§ Job:
Take the records underneath and set them down exactly.
***** Given data *****
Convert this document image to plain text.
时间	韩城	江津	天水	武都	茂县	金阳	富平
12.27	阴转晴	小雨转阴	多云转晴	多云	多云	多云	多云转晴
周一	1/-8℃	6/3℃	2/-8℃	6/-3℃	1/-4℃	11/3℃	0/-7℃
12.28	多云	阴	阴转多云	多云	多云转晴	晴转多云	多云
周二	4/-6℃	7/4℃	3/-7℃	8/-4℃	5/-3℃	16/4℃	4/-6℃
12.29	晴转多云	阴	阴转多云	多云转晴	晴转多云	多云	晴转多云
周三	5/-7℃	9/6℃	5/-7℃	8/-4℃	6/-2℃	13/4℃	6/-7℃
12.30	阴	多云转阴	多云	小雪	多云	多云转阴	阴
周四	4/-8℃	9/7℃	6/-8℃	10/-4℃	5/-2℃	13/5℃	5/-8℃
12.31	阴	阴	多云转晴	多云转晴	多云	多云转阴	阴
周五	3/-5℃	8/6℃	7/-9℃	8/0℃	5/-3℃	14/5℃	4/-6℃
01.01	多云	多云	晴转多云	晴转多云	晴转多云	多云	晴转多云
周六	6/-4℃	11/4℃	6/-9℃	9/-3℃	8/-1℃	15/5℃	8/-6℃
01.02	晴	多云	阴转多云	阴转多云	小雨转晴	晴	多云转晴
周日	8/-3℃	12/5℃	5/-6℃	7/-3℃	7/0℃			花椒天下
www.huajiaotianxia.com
*****
§ Response to the exercise:
Convert this document image to plain text.
时间	韩城	江津	天水	武都	茂县	金阳	富平
12.27	阴转晴	小雨转阴	多云转晴	多云	多云	多云	多云转晴
周一	1/-8℃	6/3℃	2/-8℃	6/-3℃	1/-4℃	11/3℃	0/-7℃
12.28	多云	阴	阴转多云	多云	多云转晴	晴转多云	多云
周二	4/-6℃	7/4℃	3/-7℃	8/-4℃	5/-3℃	16/4℃	4/-6℃
12.29	晴转多云	阴	阴转多云	多云转晴	晴转多云	多云	晴转多云
周三	5/-7℃	9/6℃	5/-7℃	8/-4℃	6/-2℃	13/4℃	6/-7℃
12.30	阴	多云转阴	多云	小雪	多云	多云转阴	阴
周四	4/-8℃	9/7℃	6/-8℃	10/-4℃	5/-2℃	13/5℃	5/-8℃
12.31	阴	阴	多云转晴	多云转晴	多云	多云转阴	阴
周五	3/-5℃	8/6℃	7/-9℃	8/0℃	5/-3℃	14/5℃	4/-6℃
01.01	多云	多云	晴转多云	晴转多云	晴转多云	多云	晴转多云
周六	6/-4℃	11/4℃	6/-9℃	9/-3℃	8/-1℃	15/5℃	8/-6℃
01.02	晴	多云	阴转多云	阴转多云	小雨转晴	晴	多云转晴
周日	8/-3℃	12/5℃	5/-6℃	7/-3℃	7/0℃			花椒天下
www.huajiaotianxia.com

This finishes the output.